§ TO DO
From the records below, extract all the text exactly and leave the images behind.

§ STORED RECORDS
* START *
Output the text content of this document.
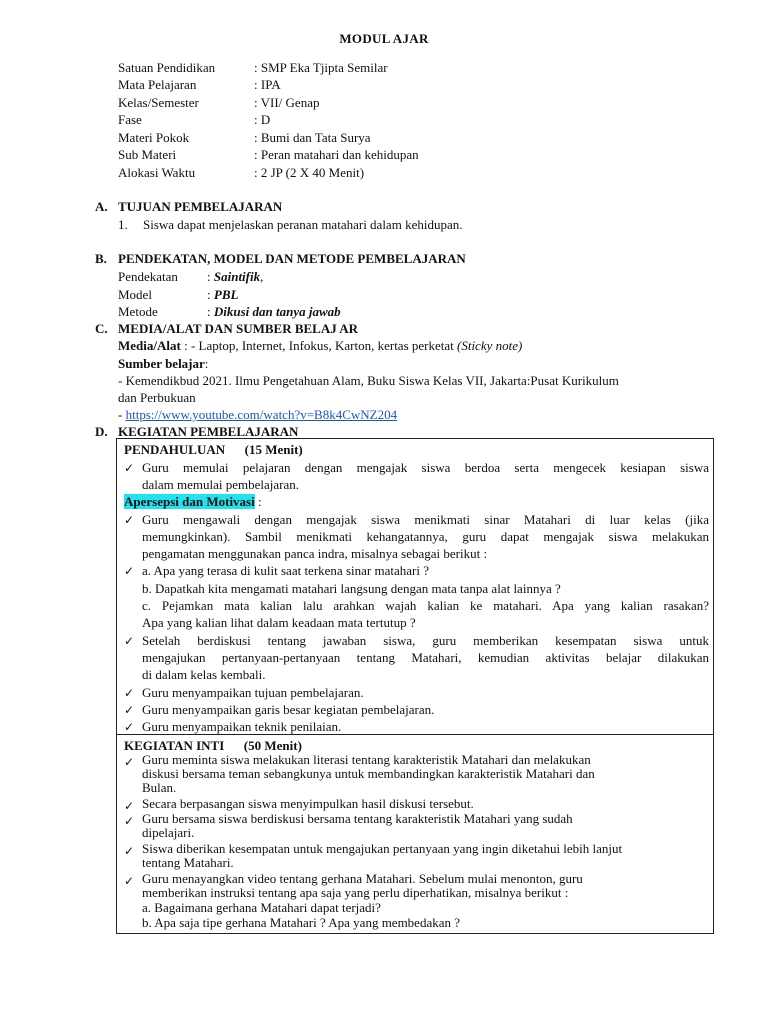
MODUL AJAR
Satuan Pendidikan	: SMP Eka Tjipta Semilar
Mata Pelajaran	: IPA
Kelas/Semester	: VII/ Genap
Fase	: D
Materi Pokok	: Bumi dan Tata Surya
Sub Materi	: Peran matahari dan kehidupan
Alokasi Waktu	: 2 JP (2 X 40 Menit)
A. TUJUAN PEMBELAJARAN
1. Siswa dapat menjelaskan peranan matahari dalam kehidupan.
B. PENDEKATAN, MODEL DAN METODE PEMBELAJARAN
Pendekatan : Saintifik,
Model	: PBL
Metode	: Dikusi dan tanya jawab
C. MEDIA/ALAT DAN SUMBER BELAJ AR
Media/Alat : - Laptop, Internet, Infokus, Karton, kertas perketat (Sticky note)
Sumber belajar:
- Kemendikbud 2021. Ilmu Pengetahuan Alam, Buku Siswa Kelas VII, Jakarta:Pusat Kurikulum
dan Perbukuan
- https://www.youtube.com/watch?v=B8k4CwNZ204
D. KEGIATAN PEMBELAJARAN
PENDAHULUAN      (15 Menit)
✓ Guru memulai pelajaran dengan mengajak siswa berdoa serta mengecek kesiapan siswa
dalam memulai pembelajaran.
Apersepsi dan Motivasi :
✓ Guru mengawali dengan mengajak siswa menikmati sinar Matahari di luar kelas (jika
memungkinkan). Sambil menikmati kehangatannya, guru dapat mengajak siswa melakukan
pengamatan menggunakan panca indra, misalnya sebagai berikut :
✓ a. Apa yang terasa di kulit saat terkena sinar matahari ?
b. Dapatkah kita mengamati matahari langsung dengan mata tanpa alat lainnya ?
c. Pejamkan mata kalian lalu arahkan wajah kalian ke matahari. Apa yang kalian rasakan?
Apa yang kalian lihat dalam keadaan mata tertutup ?
✓ Setelah berdiskusi tentang jawaban siswa, guru memberikan kesempatan siswa untuk
mengajukan pertanyaan-pertanyaan tentang Matahari, kemudian aktivitas belajar dilakukan
di dalam kelas kembali.
✓ Guru menyampaikan tujuan pembelajaran.
✓ Guru menyampaikan garis besar kegiatan pembelajaran.
✓ Guru menyampaikan teknik penilaian.
KEGIATAN INTI      (50 Menit)
✓ Guru meminta siswa melakukan literasi tentang karakteristik Matahari dan melakukan
diskusi bersama teman sebangkunya untuk membandingkan karakteristik Matahari dan
Bulan.
✓ Secara berpasangan siswa menyimpulkan hasil diskusi tersebut.
✓ Guru bersama siswa berdiskusi bersama tentang karakteristik Matahari yang sudah
dipelajari.
✓ Siswa diberikan kesempatan untuk mengajukan pertanyaan yang ingin diketahui lebih lanjut
tentang Matahari.
✓ Guru menayangkan video tentang gerhana Matahari. Sebelum mulai menonton, guru
memberikan instruksi tentang apa saja yang perlu diperhatikan, misalnya berikut :
a. Bagaimana gerhana Matahari dapat terjadi?
b. Apa saja tipe gerhana Matahari ? Apa yang membedakan ?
* END *
§ ANSWER FOR THIS EXERCISE
Output the text content of this document.
MODUL AJAR
Satuan Pendidikan	: SMP Eka Tjipta Semilar
Mata Pelajaran	: IPA
Kelas/Semester	: VII/ Genap
Fase	: D
Materi Pokok	: Bumi dan Tata Surya
Sub Materi	: Peran matahari dan kehidupan
Alokasi Waktu	: 2 JP (2 X 40 Menit)
A. TUJUAN PEMBELAJARAN
1. Siswa dapat menjelaskan peranan matahari dalam kehidupan.
B. PENDEKATAN, MODEL DAN METODE PEMBELAJARAN
Pendekatan : Saintifik,
Model	: PBL
Metode	: Dikusi dan tanya jawab
C. MEDIA/ALAT DAN SUMBER BELAJ AR
Media/Alat : - Laptop, Internet, Infokus, Karton, kertas perketat (Sticky note)
Sumber belajar:
- Kemendikbud 2021. Ilmu Pengetahuan Alam, Buku Siswa Kelas VII, Jakarta:Pusat Kurikulum
dan Perbukuan
- https://www.youtube.com/watch?v=B8k4CwNZ204
D. KEGIATAN PEMBELAJARAN
PENDAHULUAN      (15 Menit)
✓ Guru memulai pelajaran dengan mengajak siswa berdoa serta mengecek kesiapan siswa
dalam memulai pembelajaran.
Apersepsi dan Motivasi :
✓ Guru mengawali dengan mengajak siswa menikmati sinar Matahari di luar kelas (jika
memungkinkan). Sambil menikmati kehangatannya, guru dapat mengajak siswa melakukan
pengamatan menggunakan panca indra, misalnya sebagai berikut :
✓ a. Apa yang terasa di kulit saat terkena sinar matahari ?
b. Dapatkah kita mengamati matahari langsung dengan mata tanpa alat lainnya ?
c. Pejamkan mata kalian lalu arahkan wajah kalian ke matahari. Apa yang kalian rasakan?
Apa yang kalian lihat dalam keadaan mata tertutup ?
✓ Setelah berdiskusi tentang jawaban siswa, guru memberikan kesempatan siswa untuk
mengajukan pertanyaan-pertanyaan tentang Matahari, kemudian aktivitas belajar dilakukan
di dalam kelas kembali.
✓ Guru menyampaikan tujuan pembelajaran.
✓ Guru menyampaikan garis besar kegiatan pembelajaran.
✓ Guru menyampaikan teknik penilaian.
KEGIATAN INTI      (50 Menit)
✓ Guru meminta siswa melakukan literasi tentang karakteristik Matahari dan melakukan
diskusi bersama teman sebangkunya untuk membandingkan karakteristik Matahari dan
Bulan.
✓ Secara berpasangan siswa menyimpulkan hasil diskusi tersebut.
✓ Guru bersama siswa berdiskusi bersama tentang karakteristik Matahari yang sudah
dipelajari.
✓ Siswa diberikan kesempatan untuk mengajukan pertanyaan yang ingin diketahui lebih lanjut
tentang Matahari.
✓ Guru menayangkan video tentang gerhana Matahari. Sebelum mulai menonton, guru
memberikan instruksi tentang apa saja yang perlu diperhatikan, misalnya berikut :
a. Bagaimana gerhana Matahari dapat terjadi?
b. Apa saja tipe gerhana Matahari ? Apa yang membedakan ?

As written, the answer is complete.